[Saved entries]
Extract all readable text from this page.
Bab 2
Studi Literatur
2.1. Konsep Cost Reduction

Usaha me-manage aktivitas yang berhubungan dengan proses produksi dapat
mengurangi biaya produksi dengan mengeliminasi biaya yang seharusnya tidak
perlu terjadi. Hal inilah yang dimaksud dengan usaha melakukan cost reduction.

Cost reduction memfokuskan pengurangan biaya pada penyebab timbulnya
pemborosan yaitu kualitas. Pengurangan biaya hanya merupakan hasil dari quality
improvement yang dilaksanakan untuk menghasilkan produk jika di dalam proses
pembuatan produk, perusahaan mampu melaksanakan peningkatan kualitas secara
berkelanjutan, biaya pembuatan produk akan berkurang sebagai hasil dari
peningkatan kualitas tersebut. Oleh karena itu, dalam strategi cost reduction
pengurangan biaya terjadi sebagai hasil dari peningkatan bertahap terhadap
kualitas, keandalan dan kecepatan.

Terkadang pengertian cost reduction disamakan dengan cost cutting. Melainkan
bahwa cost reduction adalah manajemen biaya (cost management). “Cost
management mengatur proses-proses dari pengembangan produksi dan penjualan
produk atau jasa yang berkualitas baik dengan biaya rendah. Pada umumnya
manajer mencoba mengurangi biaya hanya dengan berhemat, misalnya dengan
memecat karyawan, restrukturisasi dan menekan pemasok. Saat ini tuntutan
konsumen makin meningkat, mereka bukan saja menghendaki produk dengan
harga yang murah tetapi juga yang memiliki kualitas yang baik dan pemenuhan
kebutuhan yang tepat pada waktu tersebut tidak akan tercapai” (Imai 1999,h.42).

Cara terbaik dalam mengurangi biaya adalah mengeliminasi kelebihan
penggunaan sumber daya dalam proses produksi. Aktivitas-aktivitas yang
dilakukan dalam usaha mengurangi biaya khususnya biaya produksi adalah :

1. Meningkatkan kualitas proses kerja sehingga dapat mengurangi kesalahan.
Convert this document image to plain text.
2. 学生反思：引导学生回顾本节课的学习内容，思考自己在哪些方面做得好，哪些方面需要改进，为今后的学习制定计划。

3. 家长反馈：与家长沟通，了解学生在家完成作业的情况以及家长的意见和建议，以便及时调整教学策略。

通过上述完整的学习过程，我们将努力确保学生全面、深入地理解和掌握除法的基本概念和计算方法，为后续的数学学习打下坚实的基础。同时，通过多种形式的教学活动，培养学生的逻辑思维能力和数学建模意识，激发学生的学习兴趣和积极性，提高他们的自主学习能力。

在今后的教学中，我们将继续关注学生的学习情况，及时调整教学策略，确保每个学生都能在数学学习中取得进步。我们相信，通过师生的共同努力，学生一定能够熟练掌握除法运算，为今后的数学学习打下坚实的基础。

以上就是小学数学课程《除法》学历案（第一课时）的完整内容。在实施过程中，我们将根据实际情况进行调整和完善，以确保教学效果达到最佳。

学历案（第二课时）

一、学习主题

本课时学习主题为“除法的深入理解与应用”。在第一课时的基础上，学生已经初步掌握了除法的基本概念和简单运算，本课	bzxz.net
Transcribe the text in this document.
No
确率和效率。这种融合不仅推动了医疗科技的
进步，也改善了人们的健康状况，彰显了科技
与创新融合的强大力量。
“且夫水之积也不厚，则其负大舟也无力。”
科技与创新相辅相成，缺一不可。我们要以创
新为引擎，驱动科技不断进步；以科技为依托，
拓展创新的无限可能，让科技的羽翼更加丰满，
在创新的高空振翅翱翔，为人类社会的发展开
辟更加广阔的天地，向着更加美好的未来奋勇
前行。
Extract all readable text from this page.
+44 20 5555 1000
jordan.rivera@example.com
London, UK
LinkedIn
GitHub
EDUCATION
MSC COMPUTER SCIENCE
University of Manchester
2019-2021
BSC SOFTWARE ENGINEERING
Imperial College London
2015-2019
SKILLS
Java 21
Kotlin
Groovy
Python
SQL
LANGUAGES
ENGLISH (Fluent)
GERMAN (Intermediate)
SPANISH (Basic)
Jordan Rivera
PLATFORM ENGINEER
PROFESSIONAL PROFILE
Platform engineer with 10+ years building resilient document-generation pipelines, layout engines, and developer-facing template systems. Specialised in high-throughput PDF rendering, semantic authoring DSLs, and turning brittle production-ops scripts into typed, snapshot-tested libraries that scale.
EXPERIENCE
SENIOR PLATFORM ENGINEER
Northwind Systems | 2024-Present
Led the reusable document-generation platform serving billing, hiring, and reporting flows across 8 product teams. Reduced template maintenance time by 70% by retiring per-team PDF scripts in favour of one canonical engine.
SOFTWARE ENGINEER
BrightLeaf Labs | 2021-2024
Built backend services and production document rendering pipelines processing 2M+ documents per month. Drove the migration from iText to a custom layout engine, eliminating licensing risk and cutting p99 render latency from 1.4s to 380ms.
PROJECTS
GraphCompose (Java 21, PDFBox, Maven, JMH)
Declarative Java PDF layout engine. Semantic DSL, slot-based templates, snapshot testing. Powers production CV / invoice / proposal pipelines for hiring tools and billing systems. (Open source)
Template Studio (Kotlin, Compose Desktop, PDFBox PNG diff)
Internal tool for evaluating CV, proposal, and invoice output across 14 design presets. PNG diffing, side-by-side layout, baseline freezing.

### Task instructions:
Reproduce all data above, unchanged.

### Exercise response:
Extract all readable text from this page.
Bab 2
Studi Literatur
2.1. Konsep Cost Reduction

Usaha me-manage aktivitas yang berhubungan dengan proses produksi dapat
mengurangi biaya produksi dengan mengeliminasi biaya yang seharusnya tidak
perlu terjadi. Hal inilah yang dimaksud dengan usaha melakukan cost reduction.

Cost reduction memfokuskan pengurangan biaya pada penyebab timbulnya
pemborosan yaitu kualitas. Pengurangan biaya hanya merupakan hasil dari quality
improvement yang dilaksanakan untuk menghasilkan produk jika di dalam proses
pembuatan produk, perusahaan mampu melaksanakan peningkatan kualitas secara
berkelanjutan, biaya pembuatan produk akan berkurang sebagai hasil dari
peningkatan kualitas tersebut. Oleh karena itu, dalam strategi cost reduction
pengurangan biaya terjadi sebagai hasil dari peningkatan bertahap terhadap
kualitas, keandalan dan kecepatan.

Terkadang pengertian cost reduction disamakan dengan cost cutting. Melainkan
bahwa cost reduction adalah manajemen biaya (cost management). “Cost
management mengatur proses-proses dari pengembangan produksi dan penjualan
produk atau jasa yang berkualitas baik dengan biaya rendah. Pada umumnya
manajer mencoba mengurangi biaya hanya dengan berhemat, misalnya dengan
memecat karyawan, restrukturisasi dan menekan pemasok. Saat ini tuntutan
konsumen makin meningkat, mereka bukan saja menghendaki produk dengan
harga yang murah tetapi juga yang memiliki kualitas yang baik dan pemenuhan
kebutuhan yang tepat pada waktu tersebut tidak akan tercapai” (Imai 1999,h.42).

Cara terbaik dalam mengurangi biaya adalah mengeliminasi kelebihan
penggunaan sumber daya dalam proses produksi. Aktivitas-aktivitas yang
dilakukan dalam usaha mengurangi biaya khususnya biaya produksi adalah :

1. Meningkatkan kualitas proses kerja sehingga dapat mengurangi kesalahan.
Convert this document image to plain text.
2. 学生反思：引导学生回顾本节课的学习内容，思考自己在哪些方面做得好，哪些方面需要改进，为今后的学习制定计划。

3. 家长反馈：与家长沟通，了解学生在家完成作业的情况以及家长的意见和建议，以便及时调整教学策略。

通过上述完整的学习过程，我们将努力确保学生全面、深入地理解和掌握除法的基本概念和计算方法，为后续的数学学习打下坚实的基础。同时，通过多种形式的教学活动，培养学生的逻辑思维能力和数学建模意识，激发学生的学习兴趣和积极性，提高他们的自主学习能力。

在今后的教学中，我们将继续关注学生的学习情况，及时调整教学策略，确保每个学生都能在数学学习中取得进步。我们相信，通过师生的共同努力，学生一定能够熟练掌握除法运算，为今后的数学学习打下坚实的基础。

以上就是小学数学课程《除法》学历案（第一课时）的完整内容。在实施过程中，我们将根据实际情况进行调整和完善，以确保教学效果达到最佳。

学历案（第二课时）

一、学习主题

本课时学习主题为“除法的深入理解与应用”。在第一课时的基础上，学生已经初步掌握了除法的基本概念和简单运算，本课	bzxz.net
Transcribe the text in this document.
No
确率和效率。这种融合不仅推动了医疗科技的
进步，也改善了人们的健康状况，彰显了科技
与创新融合的强大力量。
“且夫水之积也不厚，则其负大舟也无力。”
科技与创新相辅相成，缺一不可。我们要以创
新为引擎，驱动科技不断进步；以科技为依托，
拓展创新的无限可能，让科技的羽翼更加丰满，
在创新的高空振翅翱翔，为人类社会的发展开
辟更加广阔的天地，向着更加美好的未来奋勇
前行。
Extract all readable text from this page.
+44 20 5555 1000
jordan.rivera@example.com
London, UK
LinkedIn
GitHub
EDUCATION
MSC COMPUTER SCIENCE
University of Manchester
2019-2021
BSC SOFTWARE ENGINEERING
Imperial College London
2015-2019
SKILLS
Java 21
Kotlin
Groovy
Python
SQL
LANGUAGES
ENGLISH (Fluent)
GERMAN (Intermediate)
SPANISH (Basic)
Jordan Rivera
PLATFORM ENGINEER
PROFESSIONAL PROFILE
Platform engineer with 10+ years building resilient document-generation pipelines, layout engines, and developer-facing template systems. Specialised in high-throughput PDF rendering, semantic authoring DSLs, and turning brittle production-ops scripts into typed, snapshot-tested libraries that scale.
EXPERIENCE
SENIOR PLATFORM ENGINEER
Northwind Systems | 2024-Present
Led the reusable document-generation platform serving billing, hiring, and reporting flows across 8 product teams. Reduced template maintenance time by 70% by retiring per-team PDF scripts in favour of one canonical engine.
SOFTWARE ENGINEER
BrightLeaf Labs | 2021-2024
Built backend services and production document rendering pipelines processing 2M+ documents per month. Drove the migration from iText to a custom layout engine, eliminating licensing risk and cutting p99 render latency from 1.4s to 380ms.
PROJECTS
GraphCompose (Java 21, PDFBox, Maven, JMH)
Declarative Java PDF layout engine. Semantic DSL, slot-based templates, snapshot testing. Powers production CV / invoice / proposal pipelines for hiring tools and billing systems. (Open source)
Template Studio (Kotlin, Compose Desktop, PDFBox PNG diff)
Internal tool for evaluating CV, proposal, and invoice output across 14 design presets. PNG diffing, side-by-side layout, baseline freezing.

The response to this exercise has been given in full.